ЗАДАНИЯ:
A. Как, согласно отрывку, Циолковский называл энергоинформационное поле?
B. Перепишите фрагмент отрывка от слов «Но какие же» до слов «недоступную другим – непосвященным.», подставив «мыслителей» вместо «гениев».
C. Перечислите всех, кем автор отрывка, по его словам, никогда не видел себя во сне.

ОТРЫВОК:
↓

Если в чем другом я могу быть некомпетентен, то свои сны представляю отчетливо. Никогда не видел себя ни волком, ни зайцем, ни Семеновым, ни даже Наполеоном. Может быть, как раз в этом кроется понимание типа личности, объединяющего, независимо от уровня интеллекта, Циолковского, Чижевского и Демина. Последний тоже освоил аргументацию и стилистику, примеры которых мы видели выше:

«…Кое-кто утверждал, что воспоминания Александра Леонидовича носят сугубо субъективный характер, страдают преувеличениями и даже недостоверностью. Дескать, многие факты, изложенные более чем на семистах печатных страницах, не подтверждаются документально или же другими, независимыми источниками.

Но какие же другие – дополнительные и независимые – „источники“ могут свидетельствовать о дружбе двух гениев? Разве что один – Господь Бог! Творческое общение гениев – нечто другое, чем контакты простых людей, и к тому же не поддается обыкновенному пониманию заурядных личностей. Ибо они (гении) взаимодействуют не только непосредственным путем, но также (и даже – прежде всего!) посредством ноосферы и разлитого по Вселенной энергоинформационного (по терминологии Циолковского – телепатического) поля, с которым устанавливается прямая связь и через открывающиеся (на строго определенное и ограниченное время!) каналы которого оба получают одну и ту же информацию, недоступную другим – непосвященным.

…С теми же, кто воспринимает реальную действительность лишь в виде мозаики эмпирических фактов, говорить на тему творческой гениальности, ее природы, ноосферных каналов и связи с космосом – вообще бесполезно. Да и нужно ли? Их еле слышимое шелестение быстро утихнет и еще быстрее забудется, а шелуху псевдоаргументов сдует очистительный ветер времени. Герои же и титаны как стояли гранитными глыбами, так и останутся стоять, превратившись в вечные обелиски человеческой славы. Тем же, кто продолжает требовать каких-то документальных подтверждений и тщится бросить тень на гениев (и хотя бы так обозначиться в немеркнущем сиянии их славы), могу сказать: не сомневайтесь в гениальности великих – в их мир вам все равно не дано проникнуть, и вам не понять его, как не понять сокровенных тайн Вселенной и закономерностей единения макрокосма и микрокосма».

↑

ИЗВЛЕЧЕННЫЕ ЗАПИСИ:
↓

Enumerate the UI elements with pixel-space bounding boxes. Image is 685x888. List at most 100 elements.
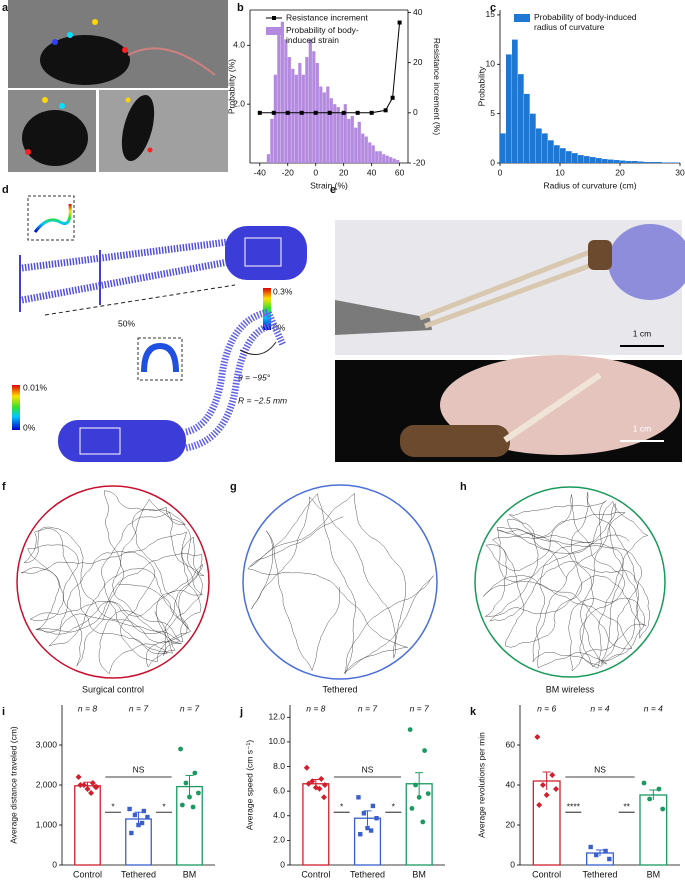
- data-point: [180, 803, 185, 808]
- histogram-bar: [379, 151, 382, 163]
- data-point: [422, 748, 427, 753]
- n-label: n = 7: [129, 703, 148, 713]
- strain-label: 50%: [118, 318, 135, 328]
- y-tick-label: 3,000: [36, 739, 58, 749]
- data-point: [192, 771, 197, 776]
- x-tick-label: 10: [555, 167, 565, 177]
- histogram-bar: [554, 145, 560, 163]
- y-tick-label: 4.0: [273, 810, 285, 820]
- line-marker: [286, 111, 290, 115]
- data-point: [191, 805, 196, 810]
- data-point: [660, 807, 665, 812]
- histogram-bar: [396, 160, 399, 163]
- histogram-bar: [274, 75, 277, 163]
- data-point: [145, 815, 149, 819]
- trajectory: [21, 491, 204, 674]
- angle-label: θ = ~95°: [238, 372, 271, 382]
- histogram-bar: [572, 153, 578, 163]
- trajectory: [483, 492, 650, 671]
- histogram-bar: [323, 92, 326, 163]
- histogram-bar: [375, 151, 378, 163]
- legend-label: Resistance increment: [286, 12, 368, 22]
- y-tick-label: 0: [490, 157, 495, 167]
- line-marker: [328, 111, 332, 115]
- y2-tick-label: 40: [413, 7, 423, 17]
- data-point: [588, 845, 592, 849]
- device-photo: [400, 425, 510, 457]
- histogram-bar: [281, 22, 284, 163]
- x-tick-label: Control: [301, 869, 330, 879]
- data-point: [603, 849, 607, 853]
- data-point: [140, 821, 144, 825]
- data-point: [304, 765, 310, 771]
- x-tick-label: 30: [675, 167, 685, 177]
- n-label: n = 6: [537, 703, 556, 713]
- bar: [640, 795, 667, 865]
- histogram-bar: [382, 154, 385, 163]
- n-label: n = 8: [78, 703, 97, 713]
- histogram-bar: [326, 87, 329, 164]
- y-axis-label: Average speed (cm s⁻¹): [244, 740, 254, 830]
- histogram-bar: [372, 145, 375, 163]
- data-point: [362, 811, 366, 815]
- marker-dot: [148, 148, 153, 153]
- histogram-bar: [524, 94, 530, 163]
- line-marker: [398, 21, 402, 25]
- histogram-bar: [358, 122, 361, 163]
- n-label: n = 7: [180, 703, 199, 713]
- strain-arrow: [45, 285, 235, 315]
- data-point: [76, 774, 82, 780]
- histogram-bar: [361, 134, 364, 163]
- data-point: [196, 791, 201, 796]
- data-point: [426, 791, 431, 796]
- data-point: [410, 806, 415, 811]
- data-point: [549, 772, 555, 778]
- histogram-bar: [354, 128, 357, 163]
- legend-label: Probability of body-induced radius of cu…: [534, 12, 639, 32]
- x-tick-label: 20: [615, 167, 625, 177]
- line-marker: [258, 111, 262, 115]
- line-marker: [370, 111, 374, 115]
- x-tick-label: 20: [339, 167, 349, 177]
- significance-label: *: [340, 801, 344, 811]
- data-point: [369, 828, 373, 832]
- n-label: n = 7: [358, 703, 377, 713]
- data-point: [371, 804, 375, 808]
- panel-label: h: [460, 481, 467, 493]
- photo: [99, 90, 228, 172]
- histogram-bar: [512, 40, 518, 163]
- colorbar-label: 0%: [23, 422, 36, 432]
- line-marker: [342, 111, 346, 115]
- panel-label: j: [239, 706, 243, 718]
- data-point: [184, 781, 189, 786]
- histogram-bar: [386, 156, 389, 163]
- x-tick-label: Tethered: [121, 869, 156, 879]
- bar: [75, 786, 101, 865]
- scale-label: 1 cm: [633, 328, 651, 338]
- significance-label: *: [111, 801, 115, 811]
- panel-label: i: [2, 706, 5, 718]
- histogram-bar: [656, 162, 662, 163]
- histogram-bar: [614, 160, 620, 163]
- n-label: n = 7: [410, 703, 429, 713]
- data-point: [413, 783, 418, 788]
- histogram-bar: [347, 119, 350, 163]
- marker-dot: [92, 19, 98, 25]
- histogram-bar: [295, 75, 298, 163]
- histogram-bar: [650, 162, 656, 163]
- data-point: [129, 831, 133, 835]
- data-point: [142, 809, 146, 813]
- y-tick-label: 8.0: [273, 761, 285, 771]
- legend-marker: [272, 16, 276, 20]
- x-tick-label: Tethered: [350, 869, 385, 879]
- legend-swatch: [266, 27, 282, 35]
- data-point: [607, 857, 611, 861]
- histogram-bar: [305, 57, 308, 163]
- histogram-bar: [542, 133, 548, 163]
- device: [225, 226, 307, 280]
- caption: BM wireless: [546, 684, 595, 694]
- panel-label: k: [470, 706, 477, 718]
- panel-label: f: [2, 481, 6, 493]
- significance-label: NS: [362, 764, 374, 774]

↑

ОТВЕТЫ К ЗАДАНИЯМ:
A. Циолковский называл его телепатическим полем.

B.
Но какие же другие – дополнительные и независимые – „источники“ могут свидетельствовать о дружбе двух мыслителей? Разве что один – Господь Бог! Творческое общение мыслителей – нечто другое, чем контакты простых людей, и к тому же не поддается обыкновенному пониманию заурядных личностей. Ибо они (гении) взаимодействуют не только непосредственным путем, но также (и даже – прежде всего!) посредством ноосферы и разлитого по Вселенной энергоинформационного (по терминологии Циолковского – телепатического) поля, с которым устанавливается прямая связь и через открывающиеся (на строго определенное и ограниченное время!) каналы которого оба получают одну и ту же информацию, недоступную другим – непосвященным.

C. Волком, зайцем, Семеновым и Наполеоном.